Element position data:

[BEGIN]

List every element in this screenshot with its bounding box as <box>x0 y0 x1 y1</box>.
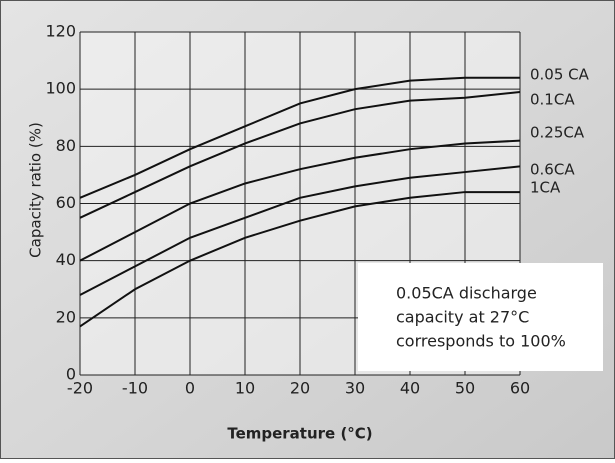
x-tick-label: 50 <box>455 379 475 398</box>
y-tick-label: 0 <box>66 365 76 384</box>
x-tick-label: -10 <box>122 379 148 398</box>
lines <box>79 76 521 328</box>
series-line <box>79 191 520 328</box>
x-tick-label: -20 <box>67 379 93 398</box>
x-tick-label: 10 <box>235 379 255 398</box>
y-tick-label: 60 <box>56 193 76 212</box>
series-label: 0.6CA <box>530 161 575 179</box>
series-line <box>79 139 521 262</box>
x-axis-label: Temperature (°C) <box>227 425 372 443</box>
y-tick-label: 20 <box>56 307 76 326</box>
series-label: 0.1CA <box>530 91 575 109</box>
series-line <box>79 76 520 199</box>
y-tick-label: 120 <box>45 22 76 41</box>
x-tick-label: 20 <box>290 379 310 398</box>
annotation: corresponds to 100% <box>396 332 566 351</box>
note-box <box>358 263 603 371</box>
y-axis-label: Capacity ratio (%) <box>27 122 45 258</box>
y-tick-label: 40 <box>56 250 76 269</box>
series-label: 0.25CA <box>530 124 585 142</box>
y-tick-label: 80 <box>56 136 76 155</box>
series-line <box>79 165 521 296</box>
x-tick-label: 0 <box>185 379 195 398</box>
x-tick-label: 30 <box>345 379 365 398</box>
series-label: 1CA <box>530 179 561 197</box>
x-tick-label: 40 <box>400 379 420 398</box>
series-label: 0.05 CA <box>530 66 590 84</box>
x-tick-label: 60 <box>510 379 530 398</box>
annotation: 0.05CA discharge <box>396 284 537 303</box>
grid <box>79 31 521 376</box>
series-line <box>79 91 521 219</box>
y-tick-label: 100 <box>45 79 76 98</box>
annotation: capacity at 27°C <box>396 308 529 327</box>
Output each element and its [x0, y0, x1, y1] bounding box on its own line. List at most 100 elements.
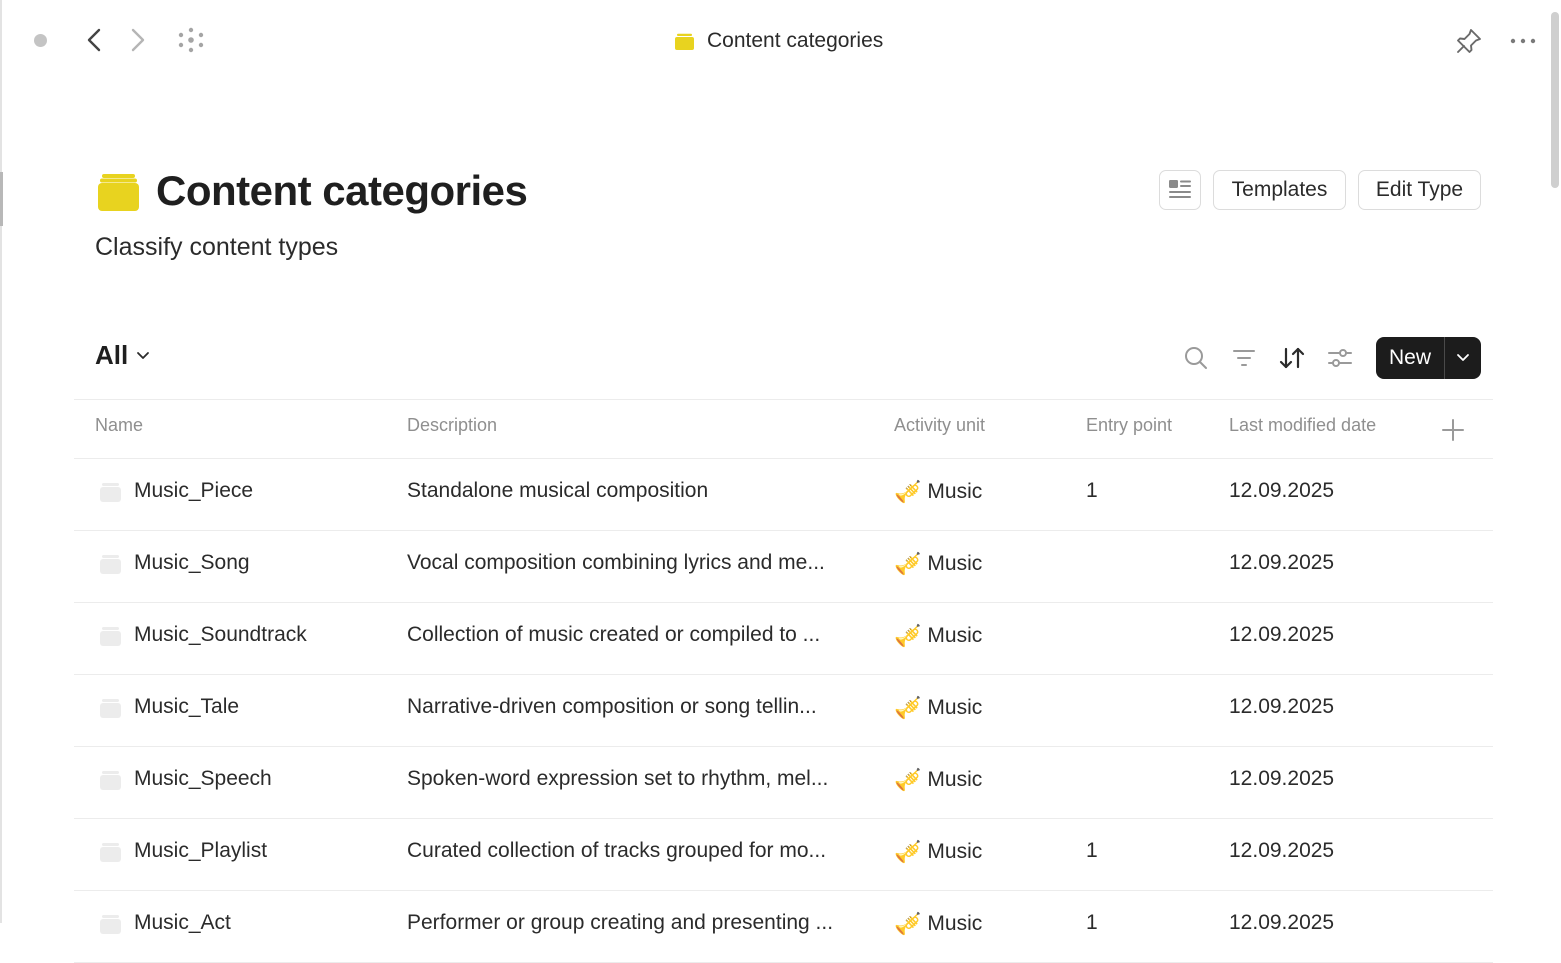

[END]

» What to do: Copy out the records, exactly as they appear, from the line containing "x-tick-label: 50 <box>455 379 475 398</box>" through the line containing "series-line <box>79 76 520 199</box>", including both of those lines.

» The output:
x-tick-label: 50 <box>455 379 475 398</box>
y-tick-label: 0 <box>66 365 76 384</box>
x-tick-label: -10 <box>122 379 148 398</box>
lines <box>79 76 521 328</box>
series-line <box>79 191 520 328</box>
x-tick-label: -20 <box>67 379 93 398</box>
x-tick-label: 10 <box>235 379 255 398</box>
y-tick-label: 60 <box>56 193 76 212</box>
series-label: 0.6CA <box>530 161 575 179</box>
series-line <box>79 139 521 262</box>
x-axis-label: Temperature (°C) <box>227 425 372 443</box>
y-tick-label: 20 <box>56 307 76 326</box>
series-label: 0.1CA <box>530 91 575 109</box>
series-line <box>79 76 520 199</box>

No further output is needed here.